| Task |
Write out the whole listing, matching it exactly.

| Dataset |
=-=-=

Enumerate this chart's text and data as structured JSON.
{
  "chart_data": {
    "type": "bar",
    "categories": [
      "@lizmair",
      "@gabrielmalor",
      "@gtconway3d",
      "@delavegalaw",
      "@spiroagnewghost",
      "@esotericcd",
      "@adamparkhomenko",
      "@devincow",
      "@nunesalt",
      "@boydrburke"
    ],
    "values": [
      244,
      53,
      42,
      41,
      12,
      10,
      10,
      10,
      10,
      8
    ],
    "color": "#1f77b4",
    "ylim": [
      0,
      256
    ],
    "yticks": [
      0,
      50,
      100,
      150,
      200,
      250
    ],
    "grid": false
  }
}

=-=-=

| Solution |
Enumerate this chart's text and data as structured JSON.
{
  "chart_data": {
    "type": "bar",
    "categories": [
      "@lizmair",
      "@gabrielmalor",
      "@gtconway3d",
      "@delavegalaw",
      "@spiroagnewghost",
      "@esotericcd",
      "@adamparkhomenko",
      "@devincow",
      "@nunesalt",
      "@boydrburke"
    ],
    "values": [
      244,
      53,
      42,
      41,
      12,
      10,
      10,
      10,
      10,
      8
    ],
    "color": "#1f77b4",
    "ylim": [
      0,
      256
    ],
    "yticks": [
      0,
      50,
      100,
      150,
      200,
      250
    ],
    "grid": false
  }
}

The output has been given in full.